Dataset records:
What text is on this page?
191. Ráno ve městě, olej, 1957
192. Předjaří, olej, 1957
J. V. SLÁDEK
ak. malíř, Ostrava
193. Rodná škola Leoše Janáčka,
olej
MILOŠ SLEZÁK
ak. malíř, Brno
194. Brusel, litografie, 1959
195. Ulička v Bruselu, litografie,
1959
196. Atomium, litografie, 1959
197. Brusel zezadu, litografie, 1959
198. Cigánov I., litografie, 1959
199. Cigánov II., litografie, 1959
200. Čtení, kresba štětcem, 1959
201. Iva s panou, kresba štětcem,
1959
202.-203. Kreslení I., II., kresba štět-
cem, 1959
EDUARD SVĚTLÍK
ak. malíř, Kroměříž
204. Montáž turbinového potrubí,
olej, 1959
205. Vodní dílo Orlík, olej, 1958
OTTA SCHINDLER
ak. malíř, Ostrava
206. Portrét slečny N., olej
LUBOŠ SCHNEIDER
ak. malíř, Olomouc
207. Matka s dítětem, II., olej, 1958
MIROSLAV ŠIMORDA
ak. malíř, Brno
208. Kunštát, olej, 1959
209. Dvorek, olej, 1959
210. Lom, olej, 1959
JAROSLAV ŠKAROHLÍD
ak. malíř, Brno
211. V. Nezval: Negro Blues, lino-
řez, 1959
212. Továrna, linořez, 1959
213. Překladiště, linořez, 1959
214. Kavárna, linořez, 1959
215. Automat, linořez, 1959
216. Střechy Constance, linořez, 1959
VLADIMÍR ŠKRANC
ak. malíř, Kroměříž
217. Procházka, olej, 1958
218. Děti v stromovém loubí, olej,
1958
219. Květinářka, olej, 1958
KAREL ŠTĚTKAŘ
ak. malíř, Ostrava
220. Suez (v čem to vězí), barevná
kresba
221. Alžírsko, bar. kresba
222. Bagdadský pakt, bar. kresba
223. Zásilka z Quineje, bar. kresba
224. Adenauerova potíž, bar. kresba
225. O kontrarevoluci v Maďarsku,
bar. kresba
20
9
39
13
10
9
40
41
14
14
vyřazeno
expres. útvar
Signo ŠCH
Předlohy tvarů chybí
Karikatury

Exercise prompt
Please output the entire listing exactly as it stands.

Finished task
What text is on this page?
191. Ráno ve městě, olej, 1957
192. Předjaří, olej, 1957
J. V. SLÁDEK
ak. malíř, Ostrava
193. Rodná škola Leoše Janáčka,
olej
MILOŠ SLEZÁK
ak. malíř, Brno
194. Brusel, litografie, 1959
195. Ulička v Bruselu, litografie,
1959
196. Atomium, litografie, 1959
197. Brusel zezadu, litografie, 1959
198. Cigánov I., litografie, 1959
199. Cigánov II., litografie, 1959
200. Čtení, kresba štětcem, 1959
201. Iva s panou, kresba štětcem,
1959
202.-203. Kreslení I., II., kresba štět-
cem, 1959
EDUARD SVĚTLÍK
ak. malíř, Kroměříž
204. Montáž turbinového potrubí,
olej, 1959
205. Vodní dílo Orlík, olej, 1958
OTTA SCHINDLER
ak. malíř, Ostrava
206. Portrét slečny N., olej
LUBOŠ SCHNEIDER
ak. malíř, Olomouc
207. Matka s dítětem, II., olej, 1958
MIROSLAV ŠIMORDA
ak. malíř, Brno
208. Kunštát, olej, 1959
209. Dvorek, olej, 1959
210. Lom, olej, 1959
JAROSLAV ŠKAROHLÍD
ak. malíř, Brno
211. V. Nezval: Negro Blues, lino-
řez, 1959
212. Továrna, linořez, 1959
213. Překladiště, linořez, 1959
214. Kavárna, linořez, 1959
215. Automat, linořez, 1959
216. Střechy Constance, linořez, 1959
VLADIMÍR ŠKRANC
ak. malíř, Kroměříž
217. Procházka, olej, 1958
218. Děti v stromovém loubí, olej,
1958
219. Květinářka, olej, 1958
KAREL ŠTĚTKAŘ
ak. malíř, Ostrava
220. Suez (v čem to vězí), barevná
kresba
221. Alžírsko, bar. kresba
222. Bagdadský pakt, bar. kresba
223. Zásilka z Quineje, bar. kresba
224. Adenauerova potíž, bar. kresba
225. O kontrarevoluci v Maďarsku,
bar. kresba
20
9
39
13
10
9
40
41
14
14
vyřazeno
expres. útvar
Signo ŠCH
Předlohy tvarů chybí
Karikatury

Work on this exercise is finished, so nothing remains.